### Problem statement
Where a line contains the string "Werkzeugm", copy that line.

[Records from a dataset]
───
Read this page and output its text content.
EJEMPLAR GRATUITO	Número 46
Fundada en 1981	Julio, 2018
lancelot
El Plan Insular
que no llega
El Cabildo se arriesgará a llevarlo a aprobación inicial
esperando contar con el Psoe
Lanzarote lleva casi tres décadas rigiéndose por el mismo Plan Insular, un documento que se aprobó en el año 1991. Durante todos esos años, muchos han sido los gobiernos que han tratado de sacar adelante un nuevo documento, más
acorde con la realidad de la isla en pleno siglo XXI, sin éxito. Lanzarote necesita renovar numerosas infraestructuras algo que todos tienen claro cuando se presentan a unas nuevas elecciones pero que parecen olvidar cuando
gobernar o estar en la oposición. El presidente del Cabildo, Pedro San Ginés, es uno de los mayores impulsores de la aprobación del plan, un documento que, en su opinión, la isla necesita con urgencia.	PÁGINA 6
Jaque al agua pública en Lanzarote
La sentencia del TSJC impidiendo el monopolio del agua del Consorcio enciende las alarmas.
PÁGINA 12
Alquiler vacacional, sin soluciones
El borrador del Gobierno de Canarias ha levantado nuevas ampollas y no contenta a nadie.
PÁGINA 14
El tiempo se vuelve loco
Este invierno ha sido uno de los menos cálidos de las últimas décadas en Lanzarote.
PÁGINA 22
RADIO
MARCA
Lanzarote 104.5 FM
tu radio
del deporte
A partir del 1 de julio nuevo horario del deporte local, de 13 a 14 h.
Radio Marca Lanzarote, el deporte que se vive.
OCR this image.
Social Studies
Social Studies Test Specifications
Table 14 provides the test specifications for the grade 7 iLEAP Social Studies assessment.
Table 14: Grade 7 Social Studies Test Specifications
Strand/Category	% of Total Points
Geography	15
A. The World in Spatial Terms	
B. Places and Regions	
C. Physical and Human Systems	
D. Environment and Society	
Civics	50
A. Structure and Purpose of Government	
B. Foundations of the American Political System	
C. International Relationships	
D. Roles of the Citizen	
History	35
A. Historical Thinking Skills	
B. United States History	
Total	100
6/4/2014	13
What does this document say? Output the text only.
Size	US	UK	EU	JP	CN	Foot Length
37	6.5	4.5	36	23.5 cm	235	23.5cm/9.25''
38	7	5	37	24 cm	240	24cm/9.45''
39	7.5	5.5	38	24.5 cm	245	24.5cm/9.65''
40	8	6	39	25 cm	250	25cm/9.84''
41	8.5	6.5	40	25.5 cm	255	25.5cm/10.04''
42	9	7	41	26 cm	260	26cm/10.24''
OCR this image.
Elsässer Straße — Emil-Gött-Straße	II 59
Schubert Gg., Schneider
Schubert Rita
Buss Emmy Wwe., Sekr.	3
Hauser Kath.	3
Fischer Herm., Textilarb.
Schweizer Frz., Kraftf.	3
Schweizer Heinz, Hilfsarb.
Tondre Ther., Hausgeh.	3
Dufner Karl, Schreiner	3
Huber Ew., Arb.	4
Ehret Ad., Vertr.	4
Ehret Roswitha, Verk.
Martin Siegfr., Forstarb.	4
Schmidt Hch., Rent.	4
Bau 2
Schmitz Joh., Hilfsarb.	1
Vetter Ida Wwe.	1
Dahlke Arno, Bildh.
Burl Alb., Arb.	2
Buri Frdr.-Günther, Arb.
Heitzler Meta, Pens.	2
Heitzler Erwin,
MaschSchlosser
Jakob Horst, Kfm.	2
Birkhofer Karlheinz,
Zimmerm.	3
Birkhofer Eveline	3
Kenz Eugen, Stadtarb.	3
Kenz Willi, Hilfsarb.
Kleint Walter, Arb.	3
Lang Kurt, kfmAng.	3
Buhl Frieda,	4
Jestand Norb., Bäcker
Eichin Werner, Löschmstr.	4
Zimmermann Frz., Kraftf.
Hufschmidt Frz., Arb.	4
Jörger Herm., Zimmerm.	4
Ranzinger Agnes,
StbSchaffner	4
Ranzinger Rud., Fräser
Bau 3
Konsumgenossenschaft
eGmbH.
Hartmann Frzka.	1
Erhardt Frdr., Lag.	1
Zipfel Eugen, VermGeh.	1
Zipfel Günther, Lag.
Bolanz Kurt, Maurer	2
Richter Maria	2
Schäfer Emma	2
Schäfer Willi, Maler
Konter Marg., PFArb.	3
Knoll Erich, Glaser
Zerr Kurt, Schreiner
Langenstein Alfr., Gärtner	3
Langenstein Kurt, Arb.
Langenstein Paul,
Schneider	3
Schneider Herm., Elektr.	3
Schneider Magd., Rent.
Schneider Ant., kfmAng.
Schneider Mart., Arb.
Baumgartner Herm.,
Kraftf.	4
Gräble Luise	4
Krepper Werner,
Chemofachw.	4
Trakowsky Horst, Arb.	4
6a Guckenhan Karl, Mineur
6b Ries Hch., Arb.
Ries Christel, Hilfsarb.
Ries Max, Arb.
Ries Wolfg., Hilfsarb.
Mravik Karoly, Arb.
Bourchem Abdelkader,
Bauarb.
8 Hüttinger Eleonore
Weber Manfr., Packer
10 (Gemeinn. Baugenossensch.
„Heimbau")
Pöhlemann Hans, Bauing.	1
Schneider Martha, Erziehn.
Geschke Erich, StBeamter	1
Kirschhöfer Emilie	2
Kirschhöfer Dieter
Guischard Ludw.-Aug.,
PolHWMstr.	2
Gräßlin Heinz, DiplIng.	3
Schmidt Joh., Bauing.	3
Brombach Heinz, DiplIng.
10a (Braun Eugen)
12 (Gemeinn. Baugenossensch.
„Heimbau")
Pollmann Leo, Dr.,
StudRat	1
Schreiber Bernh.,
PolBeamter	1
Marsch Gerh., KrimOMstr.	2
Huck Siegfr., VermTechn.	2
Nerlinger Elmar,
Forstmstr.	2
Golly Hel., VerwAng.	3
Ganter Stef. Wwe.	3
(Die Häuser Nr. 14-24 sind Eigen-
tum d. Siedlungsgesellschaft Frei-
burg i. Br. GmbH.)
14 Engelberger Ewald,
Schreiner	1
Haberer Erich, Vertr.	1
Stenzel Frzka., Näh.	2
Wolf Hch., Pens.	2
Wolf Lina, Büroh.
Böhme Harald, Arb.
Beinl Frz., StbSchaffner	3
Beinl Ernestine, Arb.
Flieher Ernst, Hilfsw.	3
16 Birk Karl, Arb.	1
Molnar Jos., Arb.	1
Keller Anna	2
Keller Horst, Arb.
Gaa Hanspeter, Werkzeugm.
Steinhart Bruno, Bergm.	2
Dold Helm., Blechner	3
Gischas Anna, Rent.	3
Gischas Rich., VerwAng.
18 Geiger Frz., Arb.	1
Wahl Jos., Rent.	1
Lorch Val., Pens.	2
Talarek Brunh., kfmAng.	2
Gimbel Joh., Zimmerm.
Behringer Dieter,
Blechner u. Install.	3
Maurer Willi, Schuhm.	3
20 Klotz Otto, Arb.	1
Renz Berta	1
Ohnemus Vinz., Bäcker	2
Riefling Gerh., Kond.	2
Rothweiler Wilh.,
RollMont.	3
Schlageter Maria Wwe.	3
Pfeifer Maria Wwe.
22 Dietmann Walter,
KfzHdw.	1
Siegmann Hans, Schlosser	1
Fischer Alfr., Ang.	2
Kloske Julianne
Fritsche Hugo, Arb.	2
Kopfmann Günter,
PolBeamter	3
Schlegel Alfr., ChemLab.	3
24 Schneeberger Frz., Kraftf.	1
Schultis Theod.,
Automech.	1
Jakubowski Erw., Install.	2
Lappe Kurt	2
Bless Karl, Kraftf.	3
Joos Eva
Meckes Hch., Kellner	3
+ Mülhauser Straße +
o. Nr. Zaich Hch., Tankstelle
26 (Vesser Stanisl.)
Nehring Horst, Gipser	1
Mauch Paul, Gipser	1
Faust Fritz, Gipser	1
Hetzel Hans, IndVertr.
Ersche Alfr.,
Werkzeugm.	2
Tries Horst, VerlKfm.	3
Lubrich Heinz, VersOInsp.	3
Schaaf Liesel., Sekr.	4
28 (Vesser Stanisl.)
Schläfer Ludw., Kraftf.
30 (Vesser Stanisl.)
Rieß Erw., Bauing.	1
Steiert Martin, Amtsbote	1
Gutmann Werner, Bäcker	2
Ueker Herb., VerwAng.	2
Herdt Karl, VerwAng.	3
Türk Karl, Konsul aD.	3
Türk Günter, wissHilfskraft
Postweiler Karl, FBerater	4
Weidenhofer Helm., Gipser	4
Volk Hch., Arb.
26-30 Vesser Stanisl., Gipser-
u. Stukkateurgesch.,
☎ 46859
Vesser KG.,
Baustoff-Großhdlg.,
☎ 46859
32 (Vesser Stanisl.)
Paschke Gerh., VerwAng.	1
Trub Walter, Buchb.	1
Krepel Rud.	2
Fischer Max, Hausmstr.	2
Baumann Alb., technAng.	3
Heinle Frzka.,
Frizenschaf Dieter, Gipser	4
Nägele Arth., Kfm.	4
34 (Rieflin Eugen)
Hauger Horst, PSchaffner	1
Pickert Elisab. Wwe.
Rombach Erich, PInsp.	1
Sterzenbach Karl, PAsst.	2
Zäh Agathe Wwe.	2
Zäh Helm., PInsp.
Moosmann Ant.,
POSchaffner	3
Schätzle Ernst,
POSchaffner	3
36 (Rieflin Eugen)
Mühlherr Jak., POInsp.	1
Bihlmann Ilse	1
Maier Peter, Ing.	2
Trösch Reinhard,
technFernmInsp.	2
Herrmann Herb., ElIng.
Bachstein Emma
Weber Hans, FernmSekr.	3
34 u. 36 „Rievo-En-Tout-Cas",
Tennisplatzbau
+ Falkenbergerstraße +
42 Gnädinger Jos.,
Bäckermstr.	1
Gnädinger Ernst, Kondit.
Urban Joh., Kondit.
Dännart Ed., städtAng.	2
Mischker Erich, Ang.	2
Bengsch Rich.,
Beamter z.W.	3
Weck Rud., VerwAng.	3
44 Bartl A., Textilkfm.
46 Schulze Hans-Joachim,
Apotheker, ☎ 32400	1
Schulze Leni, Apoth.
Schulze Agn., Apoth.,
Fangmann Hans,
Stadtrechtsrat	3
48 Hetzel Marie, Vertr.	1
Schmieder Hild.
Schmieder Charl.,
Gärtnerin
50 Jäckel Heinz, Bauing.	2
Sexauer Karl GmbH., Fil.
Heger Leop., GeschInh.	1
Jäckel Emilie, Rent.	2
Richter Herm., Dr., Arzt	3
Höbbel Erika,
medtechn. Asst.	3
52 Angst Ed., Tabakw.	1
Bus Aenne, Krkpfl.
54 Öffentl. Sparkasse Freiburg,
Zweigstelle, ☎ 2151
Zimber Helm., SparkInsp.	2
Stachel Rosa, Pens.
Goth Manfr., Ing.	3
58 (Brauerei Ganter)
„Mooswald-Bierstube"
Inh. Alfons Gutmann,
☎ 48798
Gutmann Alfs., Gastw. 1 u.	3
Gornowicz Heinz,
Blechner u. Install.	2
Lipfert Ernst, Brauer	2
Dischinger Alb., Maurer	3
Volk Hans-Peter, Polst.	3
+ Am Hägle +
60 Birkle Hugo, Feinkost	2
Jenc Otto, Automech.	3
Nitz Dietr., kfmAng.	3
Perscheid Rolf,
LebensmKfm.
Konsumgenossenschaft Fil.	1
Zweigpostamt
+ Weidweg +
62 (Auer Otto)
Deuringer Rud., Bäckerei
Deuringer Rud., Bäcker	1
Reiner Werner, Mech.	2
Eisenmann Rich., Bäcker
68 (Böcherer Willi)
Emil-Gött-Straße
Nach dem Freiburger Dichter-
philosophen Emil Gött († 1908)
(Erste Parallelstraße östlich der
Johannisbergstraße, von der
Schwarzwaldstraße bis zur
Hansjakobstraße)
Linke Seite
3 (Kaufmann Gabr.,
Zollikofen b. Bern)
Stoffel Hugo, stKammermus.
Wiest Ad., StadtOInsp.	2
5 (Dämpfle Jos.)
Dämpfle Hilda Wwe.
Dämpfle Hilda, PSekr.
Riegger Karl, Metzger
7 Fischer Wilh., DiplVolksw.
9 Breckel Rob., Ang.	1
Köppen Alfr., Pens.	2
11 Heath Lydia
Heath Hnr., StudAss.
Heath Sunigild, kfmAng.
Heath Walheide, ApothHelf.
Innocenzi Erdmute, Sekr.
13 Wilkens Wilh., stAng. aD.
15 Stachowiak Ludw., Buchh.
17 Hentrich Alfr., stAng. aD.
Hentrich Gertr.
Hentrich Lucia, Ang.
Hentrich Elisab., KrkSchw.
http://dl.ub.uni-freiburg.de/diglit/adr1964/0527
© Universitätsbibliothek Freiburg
───
### Answer for this exercise
Gaa Hanspeter, Werkzeugm.
Werkzeugm.	2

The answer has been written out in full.